### ENTRIES
* * * * * * * * *

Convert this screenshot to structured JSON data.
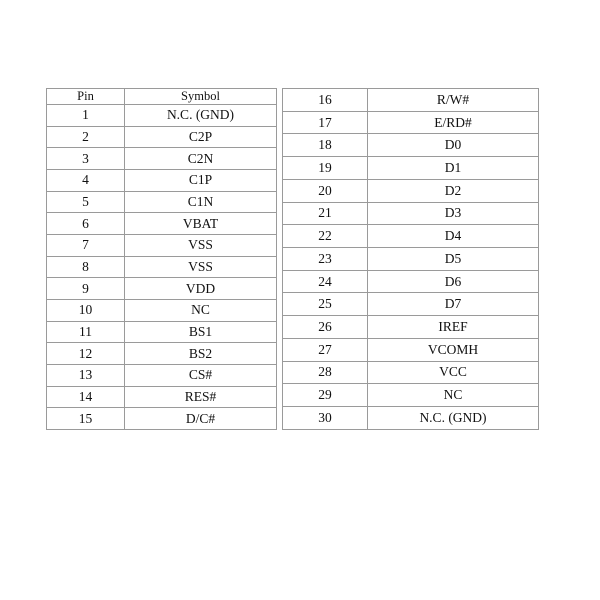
{
  "table_left": {
    "headers": {
      "pin": "Pin",
      "symbol": "Symbol"
    },
    "rows": [
      {
        "pin": "1",
        "symbol": "N.C. (GND)"
      },
      {
        "pin": "2",
        "symbol": "C2P"
      },
      {
        "pin": "3",
        "symbol": "C2N"
      },
      {
        "pin": "4",
        "symbol": "C1P"
      },
      {
        "pin": "5",
        "symbol": "C1N"
      },
      {
        "pin": "6",
        "symbol": "VBAT"
      },
      {
        "pin": "7",
        "symbol": "VSS"
      },
      {
        "pin": "8",
        "symbol": "VSS"
      },
      {
        "pin": "9",
        "symbol": "VDD"
      },
      {
        "pin": "10",
        "symbol": "NC"
      },
      {
        "pin": "11",
        "symbol": "BS1"
      },
      {
        "pin": "12",
        "symbol": "BS2"
      },
      {
        "pin": "13",
        "symbol": "CS#"
      },
      {
        "pin": "14",
        "symbol": "RES#"
      },
      {
        "pin": "15",
        "symbol": "D/C#"
      }
    ]
  },
  "table_right": {
    "rows": [
      {
        "pin": "16",
        "symbol": "R/W#"
      },
      {
        "pin": "17",
        "symbol": "E/RD#"
      },
      {
        "pin": "18",
        "symbol": "D0"
      },
      {
        "pin": "19",
        "symbol": "D1"
      },
      {
        "pin": "20",
        "symbol": "D2"
      },
      {
        "pin": "21",
        "symbol": "D3"
      },
      {
        "pin": "22",
        "symbol": "D4"
      },
      {
        "pin": "23",
        "symbol": "D5"
      },
      {
        "pin": "24",
        "symbol": "D6"
      },
      {
        "pin": "25",
        "symbol": "D7"
      },
      {
        "pin": "26",
        "symbol": "IREF"
      },
      {
        "pin": "27",
        "symbol": "VCOMH"
      },
      {
        "pin": "28",
        "symbol": "VCC"
      },
      {
        "pin": "29",
        "symbol": "NC"
      },
      {
        "pin": "30",
        "symbol": "N.C. (GND)"
      }
    ]
  }
}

* * * * * * * * *

Your task is to return the entries above exactly, with no pictures.

### FULL RESPONSE
Convert this screenshot to structured JSON data.
{
  "table_left": {
    "headers": {
      "pin": "Pin",
      "symbol": "Symbol"
    },
    "rows": [
      {
        "pin": "1",
        "symbol": "N.C. (GND)"
      },
      {
        "pin": "2",
        "symbol": "C2P"
      },
      {
        "pin": "3",
        "symbol": "C2N"
      },
      {
        "pin": "4",
        "symbol": "C1P"
      },
      {
        "pin": "5",
        "symbol": "C1N"
      },
      {
        "pin": "6",
        "symbol": "VBAT"
      },
      {
        "pin": "7",
        "symbol": "VSS"
      },
      {
        "pin": "8",
        "symbol": "VSS"
      },
      {
        "pin": "9",
        "symbol": "VDD"
      },
      {
        "pin": "10",
        "symbol": "NC"
      },
      {
        "pin": "11",
        "symbol": "BS1"
      },
      {
        "pin": "12",
        "symbol": "BS2"
      },
      {
        "pin": "13",
        "symbol": "CS#"
      },
      {
        "pin": "14",
        "symbol": "RES#"
      },
      {
        "pin": "15",
        "symbol": "D/C#"
      }
    ]
  },
  "table_right": {
    "rows": [
      {
        "pin": "16",
        "symbol": "R/W#"
      },
      {
        "pin": "17",
        "symbol": "E/RD#"
      },
      {
        "pin": "18",
        "symbol": "D0"
      },
      {
        "pin": "19",
        "symbol": "D1"
      },
      {
        "pin": "20",
        "symbol": "D2"
      },
      {
        "pin": "21",
        "symbol": "D3"
      },
      {
        "pin": "22",
        "symbol": "D4"
      },
      {
        "pin": "23",
        "symbol": "D5"
      },
      {
        "pin": "24",
        "symbol": "D6"
      },
      {
        "pin": "25",
        "symbol": "D7"
      },
      {
        "pin": "26",
        "symbol": "IREF"
      },
      {
        "pin": "27",
        "symbol": "VCOMH"
      },
      {
        "pin": "28",
        "symbol": "VCC"
      },
      {
        "pin": "29",
        "symbol": "NC"
      },
      {
        "pin": "30",
        "symbol": "N.C. (GND)"
      }
    ]
  }
}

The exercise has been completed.